● **PROBLEMS AND TASKS**:
a: From the insurance coverage text, echo the passage starting at "You will want" and ending at "suggesting suitable solutions.".
b: In the insurance coverage text, condense the paragraph beginning "Income protection against Death" into a short bulleted list that keeps its main facts.

● **TEXT SECTION**:
There are a few things that can derail this, so you'll need to cover yourself for the following things:
Income protection in the event of Critical Illness. This provides a sum of money for you to cover your day to day expenses and other out of pocket costs should you fall critically ill and are not able to work. Usually recommended to cover at least 5 years of expenses and an additional sum to cover out of pocket. This can be via a limited payment life plan, or a term plan, or a multipay plan, depending on your budget/needs. Many insurers offer such plans but not all plans are similar and you should take time to understand the differences, for example, scope of coverage, payout structure, premiums, etc.
Income protection against Death. This provides a lump sum of money should something happen to you. Not mandatory if you have no dependents or liabilities. Do ask yourself if the $300/mth allowance that you give your parents is essential for them or really out of fillial piety. Coverage usually takes the form of a term plan if you eventually need one. For the coverage amount, you could use a multiple such as 10 x of your current income, or calculate based on your current liabilities.
Personal Accident. For the minor stuff like TCM claims, etc.
Generally, you should not have to spend more than 10% of your income on coverage.
You can work with an independent financial advisor who can provide multiple options and explain in detail what you will need to know about the types of insurance as well as the options from various insurers before you come to a decision, especially with respect to cost effectiveness as well as the minor differences between the plans.
You will want to be comfortable to share your fiinancial details with your advisor as that will be important for the advisor to consider your current situation before suggesting suitable solutions.

● **EXTRACTED DATA**:

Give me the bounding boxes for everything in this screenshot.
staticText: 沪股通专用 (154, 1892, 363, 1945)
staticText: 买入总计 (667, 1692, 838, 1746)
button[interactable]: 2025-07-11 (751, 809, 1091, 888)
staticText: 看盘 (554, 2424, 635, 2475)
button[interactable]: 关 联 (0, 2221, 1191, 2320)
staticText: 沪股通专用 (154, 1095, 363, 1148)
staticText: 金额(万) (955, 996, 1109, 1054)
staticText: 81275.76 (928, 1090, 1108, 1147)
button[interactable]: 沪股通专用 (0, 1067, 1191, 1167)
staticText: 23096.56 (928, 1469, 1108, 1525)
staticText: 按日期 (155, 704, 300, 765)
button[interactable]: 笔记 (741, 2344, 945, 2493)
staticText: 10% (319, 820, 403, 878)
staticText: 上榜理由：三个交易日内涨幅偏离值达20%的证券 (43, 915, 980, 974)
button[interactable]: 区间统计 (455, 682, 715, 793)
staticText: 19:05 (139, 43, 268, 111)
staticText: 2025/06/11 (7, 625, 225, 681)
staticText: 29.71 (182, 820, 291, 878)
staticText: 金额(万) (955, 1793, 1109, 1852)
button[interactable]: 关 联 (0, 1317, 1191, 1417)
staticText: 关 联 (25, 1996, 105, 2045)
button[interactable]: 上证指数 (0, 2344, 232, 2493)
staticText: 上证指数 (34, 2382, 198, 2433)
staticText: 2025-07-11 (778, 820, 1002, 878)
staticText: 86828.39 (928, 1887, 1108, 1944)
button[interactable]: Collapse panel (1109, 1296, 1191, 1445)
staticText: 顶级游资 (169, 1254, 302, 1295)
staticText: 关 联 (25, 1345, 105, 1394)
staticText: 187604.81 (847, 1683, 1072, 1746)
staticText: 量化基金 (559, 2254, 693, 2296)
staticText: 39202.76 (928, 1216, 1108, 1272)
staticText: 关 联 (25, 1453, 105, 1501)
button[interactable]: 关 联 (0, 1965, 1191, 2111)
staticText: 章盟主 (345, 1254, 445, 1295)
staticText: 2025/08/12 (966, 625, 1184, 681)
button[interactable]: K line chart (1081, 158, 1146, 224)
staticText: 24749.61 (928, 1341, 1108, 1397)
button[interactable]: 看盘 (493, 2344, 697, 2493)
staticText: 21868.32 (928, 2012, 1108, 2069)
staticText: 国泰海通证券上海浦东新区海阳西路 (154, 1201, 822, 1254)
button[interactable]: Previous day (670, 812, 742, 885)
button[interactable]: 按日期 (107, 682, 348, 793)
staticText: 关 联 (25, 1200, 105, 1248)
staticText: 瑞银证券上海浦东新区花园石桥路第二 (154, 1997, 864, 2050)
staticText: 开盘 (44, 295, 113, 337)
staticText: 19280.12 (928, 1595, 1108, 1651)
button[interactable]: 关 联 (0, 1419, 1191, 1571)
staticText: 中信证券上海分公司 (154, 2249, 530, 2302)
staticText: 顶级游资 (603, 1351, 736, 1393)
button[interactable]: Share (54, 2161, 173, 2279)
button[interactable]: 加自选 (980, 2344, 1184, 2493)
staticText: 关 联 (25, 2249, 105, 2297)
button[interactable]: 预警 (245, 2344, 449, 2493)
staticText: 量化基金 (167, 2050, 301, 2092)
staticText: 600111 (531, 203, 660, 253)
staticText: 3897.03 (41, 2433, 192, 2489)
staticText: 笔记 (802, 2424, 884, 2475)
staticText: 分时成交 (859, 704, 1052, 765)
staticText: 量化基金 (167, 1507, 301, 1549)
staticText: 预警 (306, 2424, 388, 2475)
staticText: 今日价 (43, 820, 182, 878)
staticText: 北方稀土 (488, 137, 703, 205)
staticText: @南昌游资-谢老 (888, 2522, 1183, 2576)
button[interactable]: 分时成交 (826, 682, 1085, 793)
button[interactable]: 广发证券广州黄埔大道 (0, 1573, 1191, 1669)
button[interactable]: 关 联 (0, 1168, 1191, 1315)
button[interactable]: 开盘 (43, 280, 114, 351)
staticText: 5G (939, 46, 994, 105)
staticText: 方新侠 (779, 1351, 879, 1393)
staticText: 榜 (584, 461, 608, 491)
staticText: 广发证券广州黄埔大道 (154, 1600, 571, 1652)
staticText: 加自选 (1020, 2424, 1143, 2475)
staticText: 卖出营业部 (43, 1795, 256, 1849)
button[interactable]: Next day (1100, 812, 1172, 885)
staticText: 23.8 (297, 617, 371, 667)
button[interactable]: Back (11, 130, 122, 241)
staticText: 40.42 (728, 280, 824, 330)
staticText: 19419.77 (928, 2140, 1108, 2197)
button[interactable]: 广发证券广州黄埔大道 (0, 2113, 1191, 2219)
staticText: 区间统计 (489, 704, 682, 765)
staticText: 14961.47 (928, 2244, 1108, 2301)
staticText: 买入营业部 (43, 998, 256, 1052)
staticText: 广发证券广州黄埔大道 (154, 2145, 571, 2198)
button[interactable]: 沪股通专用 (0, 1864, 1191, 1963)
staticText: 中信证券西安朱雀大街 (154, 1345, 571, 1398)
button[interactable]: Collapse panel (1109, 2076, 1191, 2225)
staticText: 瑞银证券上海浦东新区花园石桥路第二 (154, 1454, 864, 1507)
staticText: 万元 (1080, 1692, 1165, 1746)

● **SOLUTIONS TO EACH TASK**:
a:
You will want to be comfortable to share your fiinancial details with your advisor as that will be important for the advisor to consider your current situation before suggesting suitable solutions.

b:
- Provides a lump sum of money should something happen to you.
- Not mandatory if you have no dependents or liabilities; ask whether a $300/mth allowance to your parents is essential for them.
- Coverage usually takes the form of a term plan.
- Coverage amount can be a multiple such as 10 x current income, or calculated from current liabilities.